• _REQUIRED TASK_: Please report every line from the material that contains the word "want".

• _Collected data entries_:
▶
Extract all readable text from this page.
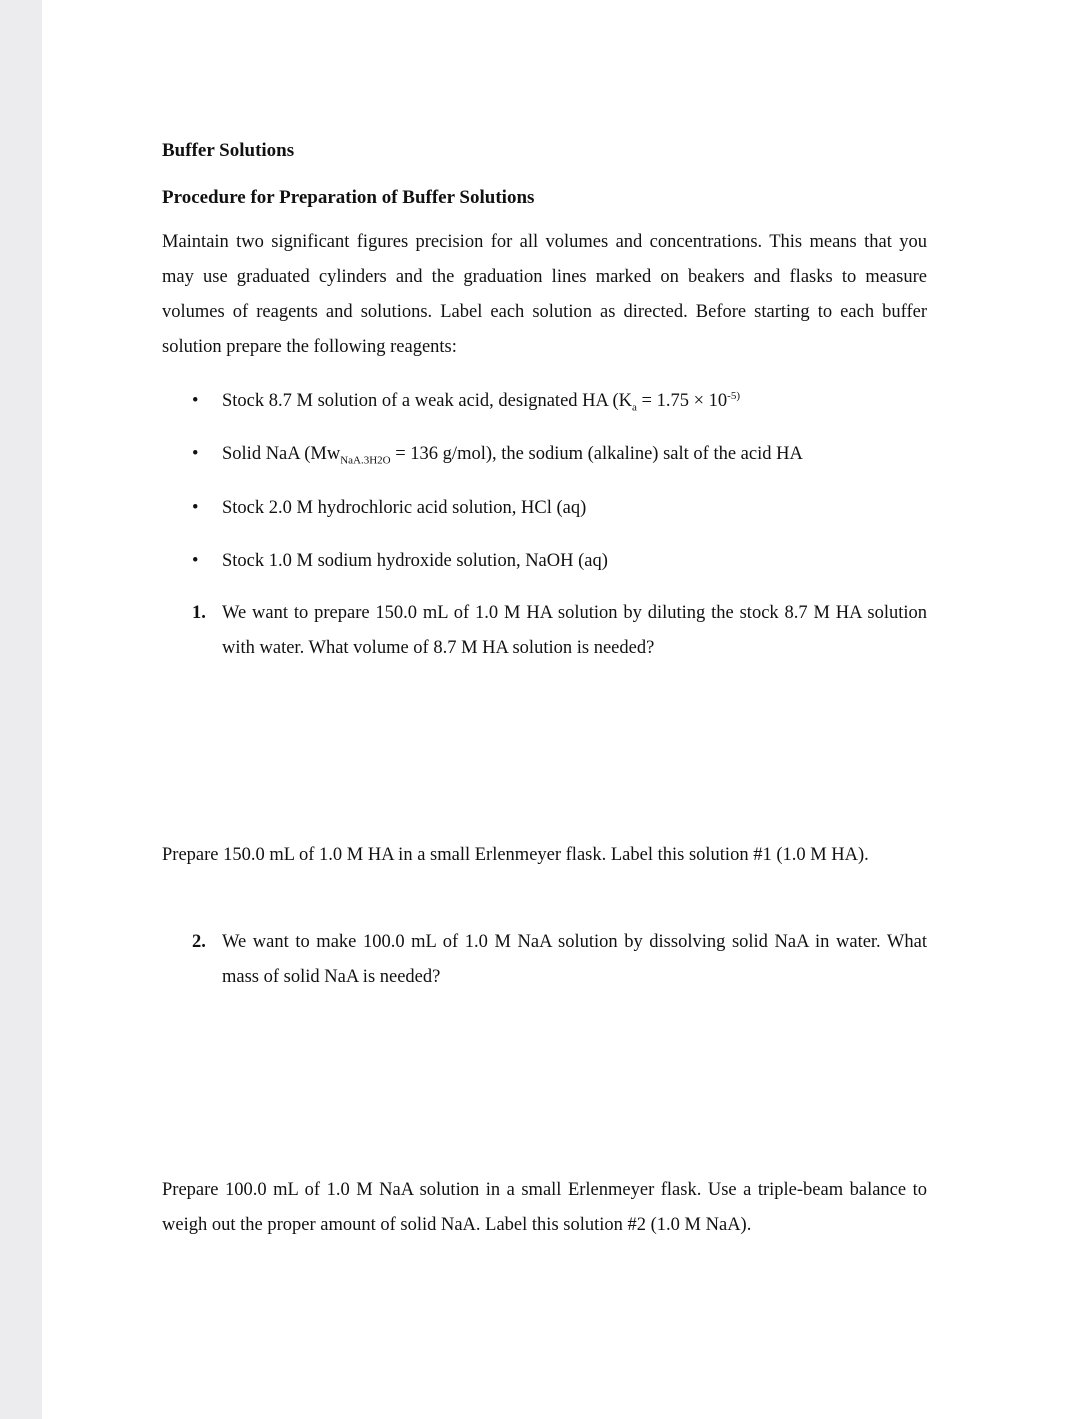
Buffer Solutions
Procedure for Preparation of Buffer Solutions
Maintain two significant figures precision for all volumes and concentrations. This means that you may use graduated cylinders and the graduation lines marked on beakers and flasks to measure volumes of reagents and solutions. Label each solution as directed. Before starting to each buffer solution prepare the following reagents:
•	Stock 8.7 M solution of a weak acid, designated HA ($K_a = 1.75 \times 10^{-5)}$
•	Solid NaA ($Mw_{NaA.3H2O} = 136$ g/mol), the sodium (alkaline) salt of the acid HA
•	Stock 2.0 M hydrochloric acid solution, HCl (aq)
•	Stock 1.0 M sodium hydroxide solution, NaOH (aq)
1. We want to prepare 150.0 mL of 1.0 M HA solution by diluting the stock 8.7 M HA solution with water. What volume of 8.7 M HA solution is needed?
Prepare 150.0 mL of 1.0 M HA in a small Erlenmeyer flask. Label this solution #1 (1.0 M HA).
2. We want to make 100.0 mL of 1.0 M NaA solution by dissolving solid NaA in water. What mass of solid NaA is needed?
Prepare 100.0 mL of 1.0 M NaA solution in a small Erlenmeyer flask. Use a triple-beam balance to weigh out the proper amount of solid NaA. Label this solution #2 (1.0 M NaA).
◀
• _ANSWER TO THIS TASK_:
1. We want to prepare 150.0 mL of 1.0 M HA solution by diluting the stock 8.7 M HA solution with water. What volume of 8.7 M HA solution is needed?
2. We want to make 100.0 mL of 1.0 M NaA solution by dissolving solid NaA in water. What mass of solid NaA is needed?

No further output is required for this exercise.